── Records for this exercise ──

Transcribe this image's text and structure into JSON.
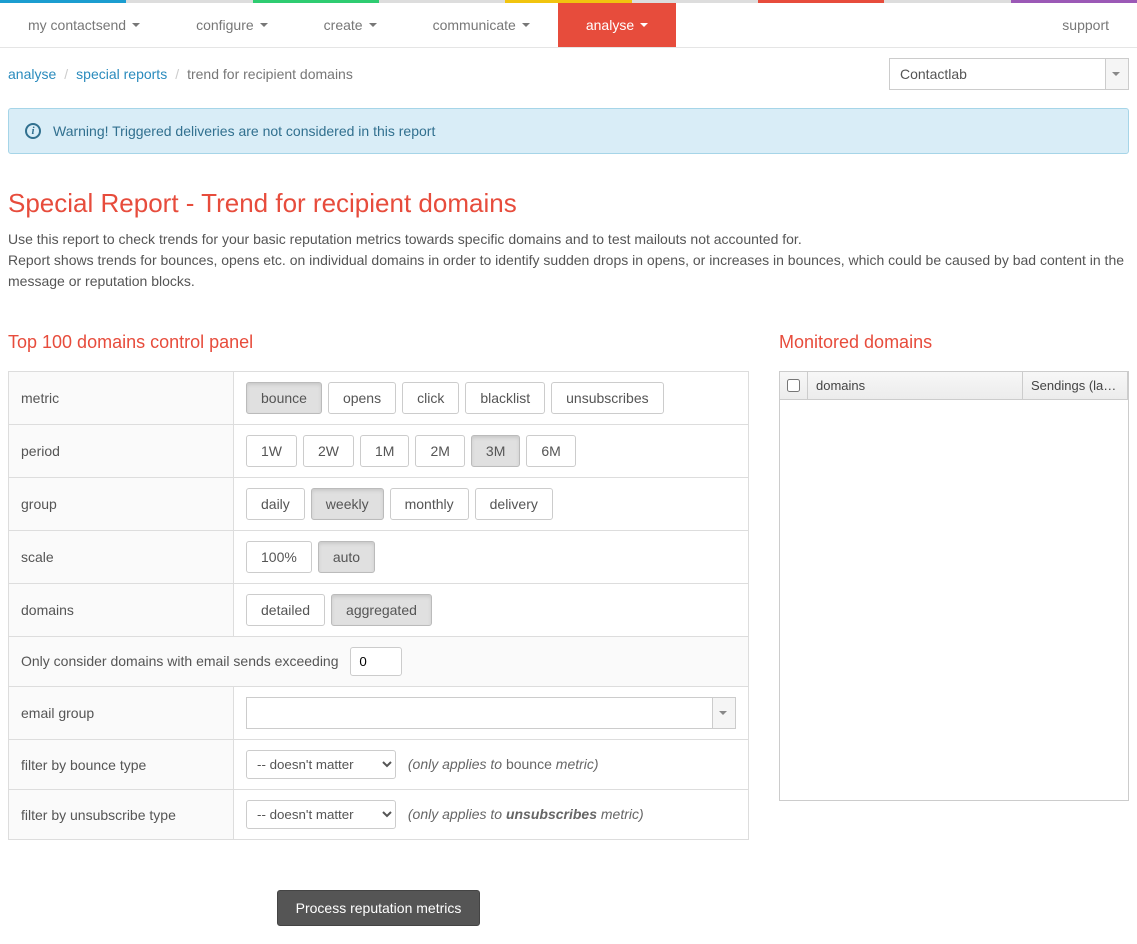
{
  "nav": {
    "items": [
      {
        "label": "my contactsend",
        "caret": true,
        "active": false
      },
      {
        "label": "configure",
        "caret": true,
        "active": false
      },
      {
        "label": "create",
        "caret": true,
        "active": false
      },
      {
        "label": "communicate",
        "caret": true,
        "active": false
      },
      {
        "label": "analyse",
        "caret": true,
        "active": true
      },
      {
        "label": "support",
        "caret": false,
        "active": false,
        "right": true
      }
    ]
  },
  "breadcrumb": {
    "items": [
      "analyse",
      "special reports",
      "trend for recipient domains"
    ]
  },
  "account_select": {
    "value": "Contactlab"
  },
  "alert": {
    "text": "Warning! Triggered deliveries are not considered in this report"
  },
  "title": "Special Report - Trend for recipient domains",
  "desc_line1": "Use this report to check trends for your basic reputation metrics towards specific domains and to test mailouts not accounted for.",
  "desc_line2": "Report shows trends for bounces, opens etc. on individual domains in order to identify sudden drops in opens, or increases in bounces, which could be caused by bad content in the message or reputation blocks.",
  "left_heading": "Top 100 domains control panel",
  "right_heading": "Monitored domains",
  "controls": {
    "metric": {
      "label": "metric",
      "options": [
        "bounce",
        "opens",
        "click",
        "blacklist",
        "unsubscribes"
      ],
      "active": "bounce"
    },
    "period": {
      "label": "period",
      "options": [
        "1W",
        "2W",
        "1M",
        "2M",
        "3M",
        "6M"
      ],
      "active": "3M"
    },
    "group": {
      "label": "group",
      "options": [
        "daily",
        "weekly",
        "monthly",
        "delivery"
      ],
      "active": "weekly"
    },
    "scale": {
      "label": "scale",
      "options": [
        "100%",
        "auto"
      ],
      "active": "auto"
    },
    "domains": {
      "label": "domains",
      "options": [
        "detailed",
        "aggregated"
      ],
      "active": "aggregated"
    },
    "threshold": {
      "label": "Only consider domains with email sends exceeding",
      "value": "0"
    },
    "email_group": {
      "label": "email group",
      "value": ""
    },
    "bounce_filter": {
      "label": "filter by bounce type",
      "value": "-- doesn't matter",
      "hint_prefix": "(only applies to",
      "hint_word": "bounce",
      "hint_suffix": "metric)"
    },
    "unsub_filter": {
      "label": "filter by unsubscribe type",
      "value": "-- doesn't matter",
      "hint_prefix": "(only applies to",
      "hint_word": "unsubscribes",
      "hint_suffix": "metric)"
    }
  },
  "monitored_table": {
    "col1": "domains",
    "col2": "Sendings (latest…"
  },
  "process_button": "Process reputation metrics"
}
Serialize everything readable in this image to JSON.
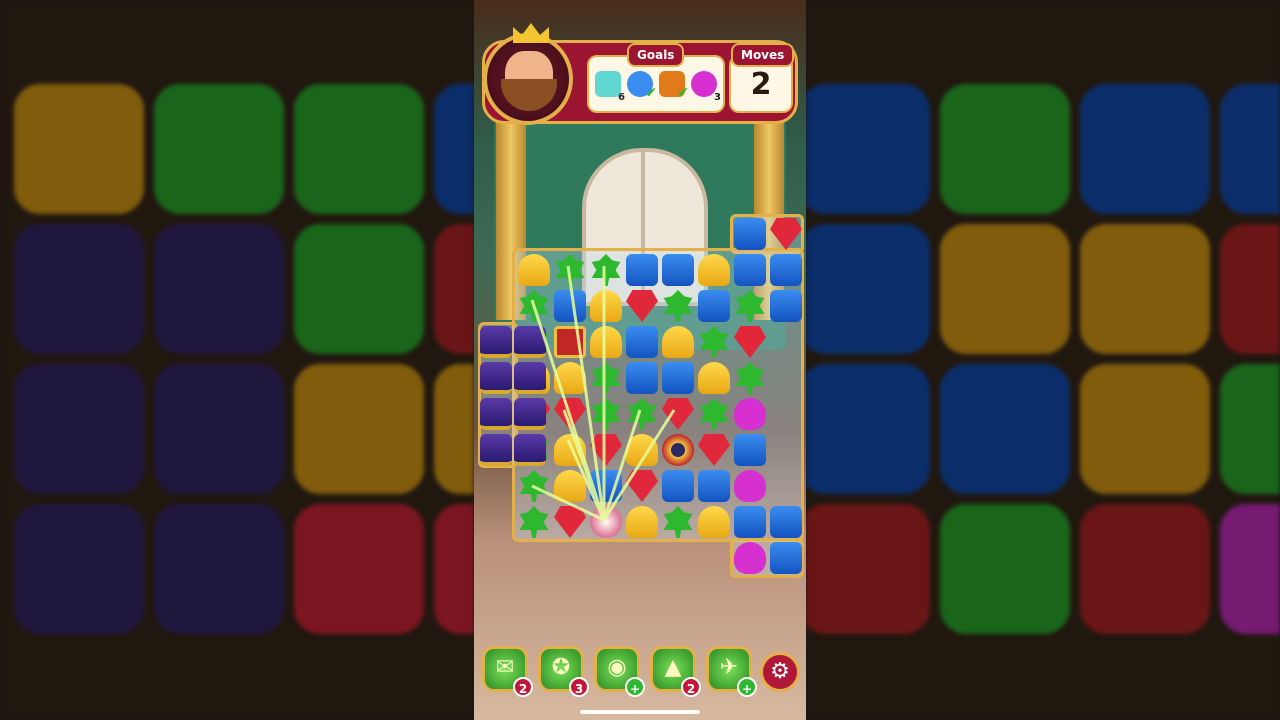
{
  "hud": {
    "goals_label": "Goals",
    "moves_label": "Moves",
    "moves_value": "2",
    "goals": [
      {
        "icon": "tile-icon",
        "count": "6",
        "color": "#5fd6d0"
      },
      {
        "icon": "character-icon",
        "count": "",
        "done": true
      },
      {
        "icon": "box-icon",
        "count": "",
        "done": true,
        "color": "#e07a1a"
      },
      {
        "icon": "tulip-icon",
        "count": "3",
        "color": "#d630d0"
      }
    ]
  },
  "boosters": [
    {
      "icon": "mailbox-booster-icon",
      "count": "2"
    },
    {
      "icon": "cannon-booster-icon",
      "count": "3"
    },
    {
      "icon": "bomb-booster-icon",
      "count": "+"
    },
    {
      "icon": "wizard-hat-booster-icon",
      "count": "2"
    },
    {
      "icon": "toy-plane-booster-icon",
      "count": "+"
    }
  ],
  "settings_icon": "gear-icon",
  "board": {
    "rows": [
      [
        "",
        "",
        "",
        "",
        "",
        "",
        "blue",
        "red"
      ],
      [
        "yellow",
        "green",
        "green",
        "blue",
        "blue",
        "yellow",
        "blue",
        "blue"
      ],
      [
        "green",
        "blue",
        "yellow",
        "red",
        "green",
        "blue",
        "green",
        "blue"
      ],
      [
        "green",
        "chest",
        "yellow",
        "blue",
        "yellow",
        "green",
        "red",
        ""
      ],
      [
        "yellow",
        "yellow",
        "green",
        "blue",
        "blue",
        "yellow",
        "green",
        ""
      ],
      [
        "red",
        "red",
        "green",
        "green",
        "red",
        "green",
        "pink",
        ""
      ],
      [
        "green",
        "yellow",
        "red",
        "yellow",
        "spinner",
        "red",
        "blue",
        ""
      ],
      [
        "green",
        "yellow",
        "blue",
        "red",
        "blue",
        "blue",
        "pink",
        ""
      ],
      [
        "green",
        "red",
        "special",
        "yellow",
        "green",
        "yellow",
        "blue",
        "blue"
      ],
      [
        "",
        "",
        "",
        "",
        "",
        "",
        "pink",
        "blue"
      ]
    ],
    "left_column": [
      "purple",
      "purple",
      "purple",
      "purple",
      "purple",
      "purple",
      "purple",
      "purple"
    ]
  }
}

───

> Your objective
Copy out all the entries exactly. Images stay out of the copy.

> Completed task
Transcribe this image's text and structure into JSON.
{
  "nav": {
    "items": [
      {
        "label": "my contactsend",
        "caret": true,
        "active": false
      },
      {
        "label": "configure",
        "caret": true,
        "active": false
      },
      {
        "label": "create",
        "caret": true,
        "active": false
      },
      {
        "label": "communicate",
        "caret": true,
        "active": false
      },
      {
        "label": "analyse",
        "caret": true,
        "active": true
      },
      {
        "label": "support",
        "caret": false,
        "active": false,
        "right": true
      }
    ]
  },
  "breadcrumb": {
    "items": [
      "analyse",
      "special reports",
      "trend for recipient domains"
    ]
  },
  "account_select": {
    "value": "Contactlab"
  },
  "alert": {
    "text": "Warning! Triggered deliveries are not considered in this report"
  },
  "title": "Special Report - Trend for recipient domains",
  "desc_line1": "Use this report to check trends for your basic reputation metrics towards specific domains and to test mailouts not accounted for.",
  "desc_line2": "Report shows trends for bounces, opens etc. on individual domains in order to identify sudden drops in opens, or increases in bounces, which could be caused by bad content in the message or reputation blocks.",
  "left_heading": "Top 100 domains control panel",
  "right_heading": "Monitored domains",
  "controls": {
    "metric": {
      "label": "metric",
      "options": [
        "bounce",
        "opens",
        "click",
        "blacklist",
        "unsubscribes"
      ],
      "active": "bounce"
    },
    "period": {
      "label": "period",
      "options": [
        "1W",
        "2W",
        "1M",
        "2M",
        "3M",
        "6M"
      ],
      "active": "3M"
    },
    "group": {
      "label": "group",
      "options": [
        "daily",
        "weekly",
        "monthly",
        "delivery"
      ],
      "active": "weekly"
    },
    "scale": {
      "label": "scale",
      "options": [
        "100%",
        "auto"
      ],
      "active": "auto"
    },
    "domains": {
      "label": "domains",
      "options": [
        "detailed",
        "aggregated"
      ],
      "active": "aggregated"
    },
    "threshold": {
      "label": "Only consider domains with email sends exceeding",
      "value": "0"
    },
    "email_group": {
      "label": "email group",
      "value": ""
    },
    "bounce_filter": {
      "label": "filter by bounce type",
      "value": "-- doesn't matter",
      "hint_prefix": "(only applies to",
      "hint_word": "bounce",
      "hint_suffix": "metric)"
    },
    "unsub_filter": {
      "label": "filter by unsubscribe type",
      "value": "-- doesn't matter",
      "hint_prefix": "(only applies to",
      "hint_word": "unsubscribes",
      "hint_suffix": "metric)"
    }
  },
  "monitored_table": {
    "col1": "domains",
    "col2": "Sendings (latest…"
  },
  "process_button": "Process reputation metrics"
}
Serialize everything readable in this image to JSON.
{
  "hud": {
    "goals_label": "Goals",
    "moves_label": "Moves",
    "moves_value": "2",
    "goals": [
      {
        "icon": "tile-icon",
        "count": "6",
        "color": "#5fd6d0"
      },
      {
        "icon": "character-icon",
        "count": "",
        "done": true
      },
      {
        "icon": "box-icon",
        "count": "",
        "done": true,
        "color": "#e07a1a"
      },
      {
        "icon": "tulip-icon",
        "count": "3",
        "color": "#d630d0"
      }
    ]
  },
  "boosters": [
    {
      "icon": "mailbox-booster-icon",
      "count": "2"
    },
    {
      "icon": "cannon-booster-icon",
      "count": "3"
    },
    {
      "icon": "bomb-booster-icon",
      "count": "+"
    },
    {
      "icon": "wizard-hat-booster-icon",
      "count": "2"
    },
    {
      "icon": "toy-plane-booster-icon",
      "count": "+"
    }
  ],
  "settings_icon": "gear-icon",
  "board": {
    "rows": [
      [
        "",
        "",
        "",
        "",
        "",
        "",
        "blue",
        "red"
      ],
      [
        "yellow",
        "green",
        "green",
        "blue",
        "blue",
        "yellow",
        "blue",
        "blue"
      ],
      [
        "green",
        "blue",
        "yellow",
        "red",
        "green",
        "blue",
        "green",
        "blue"
      ],
      [
        "green",
        "chest",
        "yellow",
        "blue",
        "yellow",
        "green",
        "red",
        ""
      ],
      [
        "yellow",
        "yellow",
        "green",
        "blue",
        "blue",
        "yellow",
        "green",
        ""
      ],
      [
        "red",
        "red",
        "green",
        "green",
        "red",
        "green",
        "pink",
        ""
      ],
      [
        "green",
        "yellow",
        "red",
        "yellow",
        "spinner",
        "red",
        "blue",
        ""
      ],
      [
        "green",
        "yellow",
        "blue",
        "red",
        "blue",
        "blue",
        "pink",
        ""
      ],
      [
        "green",
        "red",
        "special",
        "yellow",
        "green",
        "yellow",
        "blue",
        "blue"
      ],
      [
        "",
        "",
        "",
        "",
        "",
        "",
        "pink",
        "blue"
      ]
    ],
    "left_column": [
      "purple",
      "purple",
      "purple",
      "purple",
      "purple",
      "purple",
      "purple",
      "purple"
    ]
  }
}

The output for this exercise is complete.